• **TASK TO CARRY OUT**:
Make an exact copy of the records, with the images left out.

-=-=-

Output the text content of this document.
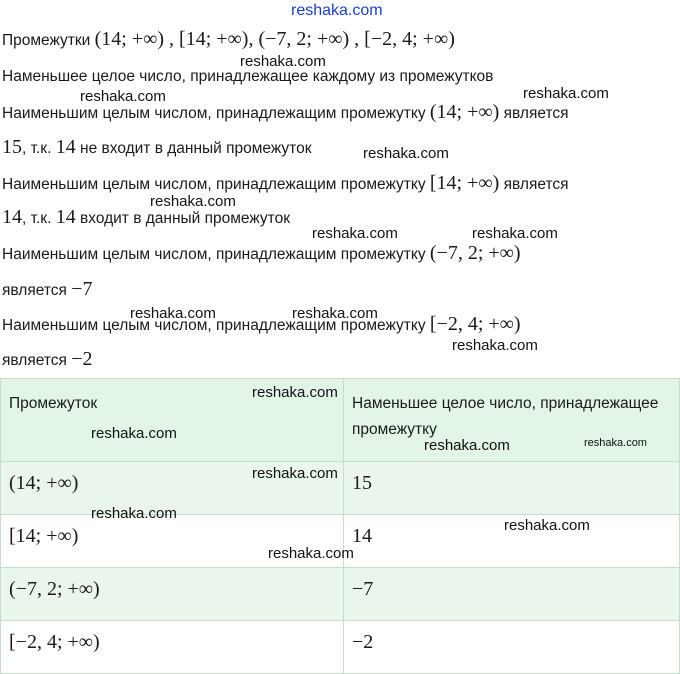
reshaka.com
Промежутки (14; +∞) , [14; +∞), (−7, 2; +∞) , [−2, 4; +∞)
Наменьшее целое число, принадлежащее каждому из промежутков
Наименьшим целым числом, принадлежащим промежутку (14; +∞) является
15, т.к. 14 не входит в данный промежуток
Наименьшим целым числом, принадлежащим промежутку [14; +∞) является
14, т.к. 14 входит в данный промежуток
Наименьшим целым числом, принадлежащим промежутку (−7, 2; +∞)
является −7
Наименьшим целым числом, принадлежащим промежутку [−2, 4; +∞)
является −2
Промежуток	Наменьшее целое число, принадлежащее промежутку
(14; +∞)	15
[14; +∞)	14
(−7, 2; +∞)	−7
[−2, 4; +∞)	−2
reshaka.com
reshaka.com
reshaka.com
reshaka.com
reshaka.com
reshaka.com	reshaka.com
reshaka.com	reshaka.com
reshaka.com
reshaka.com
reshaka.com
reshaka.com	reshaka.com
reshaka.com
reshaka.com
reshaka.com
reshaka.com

-=-=-

• **RESULT BELOW**:
Output the text content of this document.
reshaka.com
Промежутки (14; +∞) , [14; +∞), (−7, 2; +∞) , [−2, 4; +∞)
Наменьшее целое число, принадлежащее каждому из промежутков
Наименьшим целым числом, принадлежащим промежутку (14; +∞) является
15, т.к. 14 не входит в данный промежуток
Наименьшим целым числом, принадлежащим промежутку [14; +∞) является
14, т.к. 14 входит в данный промежуток
Наименьшим целым числом, принадлежащим промежутку (−7, 2; +∞)
является −7
Наименьшим целым числом, принадлежащим промежутку [−2, 4; +∞)
является −2
Промежуток	Наменьшее целое число, принадлежащее промежутку
(14; +∞)	15
[14; +∞)	14
(−7, 2; +∞)	−7
[−2, 4; +∞)	−2
reshaka.com
reshaka.com
reshaka.com
reshaka.com
reshaka.com
reshaka.com	reshaka.com
reshaka.com	reshaka.com
reshaka.com
reshaka.com
reshaka.com
reshaka.com	reshaka.com
reshaka.com
reshaka.com
reshaka.com
reshaka.com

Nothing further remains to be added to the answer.